Copy out, from the entries below, each line holding the string "N₂H₅".

■ ■ ■ ■ ■ ■ ■

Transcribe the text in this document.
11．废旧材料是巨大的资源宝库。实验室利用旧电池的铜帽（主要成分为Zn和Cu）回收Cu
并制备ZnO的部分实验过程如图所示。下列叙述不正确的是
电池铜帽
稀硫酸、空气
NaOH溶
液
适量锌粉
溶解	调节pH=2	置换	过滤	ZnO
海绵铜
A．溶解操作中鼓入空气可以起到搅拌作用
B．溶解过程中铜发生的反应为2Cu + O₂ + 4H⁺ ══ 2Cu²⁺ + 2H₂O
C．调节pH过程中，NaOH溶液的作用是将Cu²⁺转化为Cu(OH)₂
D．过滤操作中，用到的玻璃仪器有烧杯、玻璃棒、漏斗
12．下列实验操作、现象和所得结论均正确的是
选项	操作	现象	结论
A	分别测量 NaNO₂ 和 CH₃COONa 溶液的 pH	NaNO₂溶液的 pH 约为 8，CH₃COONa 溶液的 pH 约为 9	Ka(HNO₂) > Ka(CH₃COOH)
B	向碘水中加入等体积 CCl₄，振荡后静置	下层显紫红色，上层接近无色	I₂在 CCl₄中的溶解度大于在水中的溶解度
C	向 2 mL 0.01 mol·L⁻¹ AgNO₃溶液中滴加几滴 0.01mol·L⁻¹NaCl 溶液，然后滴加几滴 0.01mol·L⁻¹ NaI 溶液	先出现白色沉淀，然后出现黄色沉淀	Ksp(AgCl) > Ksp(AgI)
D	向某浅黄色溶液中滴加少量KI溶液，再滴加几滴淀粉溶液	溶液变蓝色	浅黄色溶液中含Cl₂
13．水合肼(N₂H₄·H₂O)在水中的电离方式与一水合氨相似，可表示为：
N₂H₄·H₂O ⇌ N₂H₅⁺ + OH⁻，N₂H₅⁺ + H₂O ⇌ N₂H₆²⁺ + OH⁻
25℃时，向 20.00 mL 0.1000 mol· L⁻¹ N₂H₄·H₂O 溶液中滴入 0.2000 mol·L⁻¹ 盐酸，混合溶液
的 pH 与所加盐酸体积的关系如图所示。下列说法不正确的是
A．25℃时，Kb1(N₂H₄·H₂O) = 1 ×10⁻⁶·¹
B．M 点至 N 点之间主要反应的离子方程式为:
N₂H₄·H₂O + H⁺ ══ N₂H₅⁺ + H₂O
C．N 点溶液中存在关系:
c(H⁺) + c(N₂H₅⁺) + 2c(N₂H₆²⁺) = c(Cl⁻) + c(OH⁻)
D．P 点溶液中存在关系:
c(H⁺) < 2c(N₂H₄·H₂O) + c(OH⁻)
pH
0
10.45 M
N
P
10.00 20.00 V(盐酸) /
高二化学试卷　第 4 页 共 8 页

■ ■ ■ ■ ■ ■ ■

> **Exercise response**:
N₂H₄·H₂O ⇌ N₂H₅⁺ + OH⁻，N₂H₅⁺ + H₂O ⇌ N₂H₆²⁺ + OH⁻
N₂H₄·H₂O + H⁺ ══ N₂H₅⁺ + H₂O
c(H⁺) + c(N₂H₅⁺) + 2c(N₂H₆²⁺) = c(Cl⁻) + c(OH⁻)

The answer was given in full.